[Stored items from a collection]
=-=-=-=-=

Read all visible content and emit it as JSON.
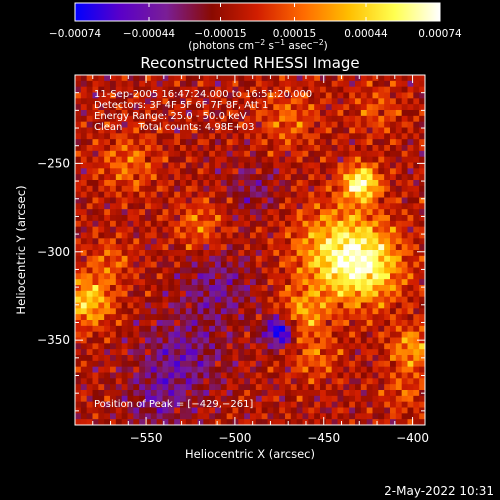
{
  "chart_data": {
    "type": "heatmap",
    "title": "Reconstructed RHESSI Image",
    "xlabel": "Heliocentric X (arcsec)",
    "ylabel": "Heliocentric Y (arcsec)",
    "xlim": [
      -590,
      -393
    ],
    "ylim": [
      -398,
      -200
    ],
    "x_ticks": [
      -550,
      -500,
      -450,
      -400
    ],
    "x_tick_labels": [
      "−550",
      "−500",
      "−450",
      "−400"
    ],
    "y_ticks": [
      -250,
      -300,
      -350
    ],
    "y_tick_labels": [
      "−250",
      "−300",
      "−350"
    ],
    "colorbar": {
      "vmin": -0.00074,
      "vmax": 0.00074,
      "ticks": [
        -0.00074,
        -0.00044,
        -0.00015,
        0.00015,
        0.00044,
        0.00074
      ],
      "tick_labels": [
        "−0.00074",
        "−0.00044",
        "−0.00015",
        "0.00015",
        "0.00044",
        "0.00074"
      ],
      "unit_main": "(photons cm",
      "unit_sup1": "−2",
      "unit_mid1": " s",
      "unit_sup2": "−1",
      "unit_mid2": " asec",
      "unit_sup3": "−2",
      "unit_end": ")",
      "colormap": [
        "#0000ff",
        "#5a00c8",
        "#7a1e96",
        "#8a0a00",
        "#d21e00",
        "#ff6a00",
        "#ffbe00",
        "#ffff50",
        "#ffffff"
      ]
    },
    "annotations": [
      "11-Sep-2005 16:47:24.000 to 16:51:20.000",
      "Detectors: 3F 4F 5F 6F 7F 8F, Att 1",
      "Energy Range: 25.0 - 50.0 keV",
      "Clean     Total counts: 4.98E+03"
    ],
    "peak_label": "Position of Peak = [−429,−261]",
    "peak": {
      "x": -429,
      "y": -261
    },
    "sources": [
      {
        "x": -429,
        "y": -261,
        "amp": 0.00074,
        "sigma": 7
      },
      {
        "x": -440,
        "y": -300,
        "amp": 0.00058,
        "sigma": 18
      },
      {
        "x": -425,
        "y": -310,
        "amp": 0.00042,
        "sigma": 14
      },
      {
        "x": -583,
        "y": -328,
        "amp": 0.00052,
        "sigma": 10
      },
      {
        "x": -570,
        "y": -305,
        "amp": 0.00022,
        "sigma": 9
      },
      {
        "x": -520,
        "y": -285,
        "amp": 0.00026,
        "sigma": 10
      },
      {
        "x": -462,
        "y": -335,
        "amp": 0.00034,
        "sigma": 10
      },
      {
        "x": -455,
        "y": -360,
        "amp": 0.00024,
        "sigma": 9
      },
      {
        "x": -400,
        "y": -355,
        "amp": 0.0004,
        "sigma": 9
      },
      {
        "x": -405,
        "y": -380,
        "amp": 0.0002,
        "sigma": 8
      },
      {
        "x": -560,
        "y": -250,
        "amp": 0.00026,
        "sigma": 12
      },
      {
        "x": -470,
        "y": -225,
        "amp": 0.00024,
        "sigma": 12
      },
      {
        "x": -420,
        "y": -220,
        "amp": 0.0002,
        "sigma": 10
      },
      {
        "x": -475,
        "y": -345,
        "amp": -0.0007,
        "sigma": 6
      },
      {
        "x": -530,
        "y": -360,
        "amp": -0.0003,
        "sigma": 16
      },
      {
        "x": -510,
        "y": -320,
        "amp": -0.00026,
        "sigma": 14
      },
      {
        "x": -545,
        "y": -385,
        "amp": -0.00022,
        "sigma": 12
      },
      {
        "x": -490,
        "y": -265,
        "amp": -0.0002,
        "sigma": 10
      }
    ]
  },
  "footer": {
    "date": "2-May-2022 10:31"
  }
}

=-=-=-=-=

== Prompt ==
The records above need to be given again exactly. Omit the pictures.

== Output below ==
Read all visible content and emit it as JSON.
{
  "chart_data": {
    "type": "heatmap",
    "title": "Reconstructed RHESSI Image",
    "xlabel": "Heliocentric X (arcsec)",
    "ylabel": "Heliocentric Y (arcsec)",
    "xlim": [
      -590,
      -393
    ],
    "ylim": [
      -398,
      -200
    ],
    "x_ticks": [
      -550,
      -500,
      -450,
      -400
    ],
    "x_tick_labels": [
      "−550",
      "−500",
      "−450",
      "−400"
    ],
    "y_ticks": [
      -250,
      -300,
      -350
    ],
    "y_tick_labels": [
      "−250",
      "−300",
      "−350"
    ],
    "colorbar": {
      "vmin": -0.00074,
      "vmax": 0.00074,
      "ticks": [
        -0.00074,
        -0.00044,
        -0.00015,
        0.00015,
        0.00044,
        0.00074
      ],
      "tick_labels": [
        "−0.00074",
        "−0.00044",
        "−0.00015",
        "0.00015",
        "0.00044",
        "0.00074"
      ],
      "unit_main": "(photons cm",
      "unit_sup1": "−2",
      "unit_mid1": " s",
      "unit_sup2": "−1",
      "unit_mid2": " asec",
      "unit_sup3": "−2",
      "unit_end": ")",
      "colormap": [
        "#0000ff",
        "#5a00c8",
        "#7a1e96",
        "#8a0a00",
        "#d21e00",
        "#ff6a00",
        "#ffbe00",
        "#ffff50",
        "#ffffff"
      ]
    },
    "annotations": [
      "11-Sep-2005 16:47:24.000 to 16:51:20.000",
      "Detectors: 3F 4F 5F 6F 7F 8F, Att 1",
      "Energy Range: 25.0 - 50.0 keV",
      "Clean     Total counts: 4.98E+03"
    ],
    "peak_label": "Position of Peak = [−429,−261]",
    "peak": {
      "x": -429,
      "y": -261
    },
    "sources": [
      {
        "x": -429,
        "y": -261,
        "amp": 0.00074,
        "sigma": 7
      },
      {
        "x": -440,
        "y": -300,
        "amp": 0.00058,
        "sigma": 18
      },
      {
        "x": -425,
        "y": -310,
        "amp": 0.00042,
        "sigma": 14
      },
      {
        "x": -583,
        "y": -328,
        "amp": 0.00052,
        "sigma": 10
      },
      {
        "x": -570,
        "y": -305,
        "amp": 0.00022,
        "sigma": 9
      },
      {
        "x": -520,
        "y": -285,
        "amp": 0.00026,
        "sigma": 10
      },
      {
        "x": -462,
        "y": -335,
        "amp": 0.00034,
        "sigma": 10
      },
      {
        "x": -455,
        "y": -360,
        "amp": 0.00024,
        "sigma": 9
      },
      {
        "x": -400,
        "y": -355,
        "amp": 0.0004,
        "sigma": 9
      },
      {
        "x": -405,
        "y": -380,
        "amp": 0.0002,
        "sigma": 8
      },
      {
        "x": -560,
        "y": -250,
        "amp": 0.00026,
        "sigma": 12
      },
      {
        "x": -470,
        "y": -225,
        "amp": 0.00024,
        "sigma": 12
      },
      {
        "x": -420,
        "y": -220,
        "amp": 0.0002,
        "sigma": 10
      },
      {
        "x": -475,
        "y": -345,
        "amp": -0.0007,
        "sigma": 6
      },
      {
        "x": -530,
        "y": -360,
        "amp": -0.0003,
        "sigma": 16
      },
      {
        "x": -510,
        "y": -320,
        "amp": -0.00026,
        "sigma": 14
      },
      {
        "x": -545,
        "y": -385,
        "amp": -0.00022,
        "sigma": 12
      },
      {
        "x": -490,
        "y": -265,
        "amp": -0.0002,
        "sigma": 10
      }
    ]
  },
  "footer": {
    "date": "2-May-2022 10:31"
  }
}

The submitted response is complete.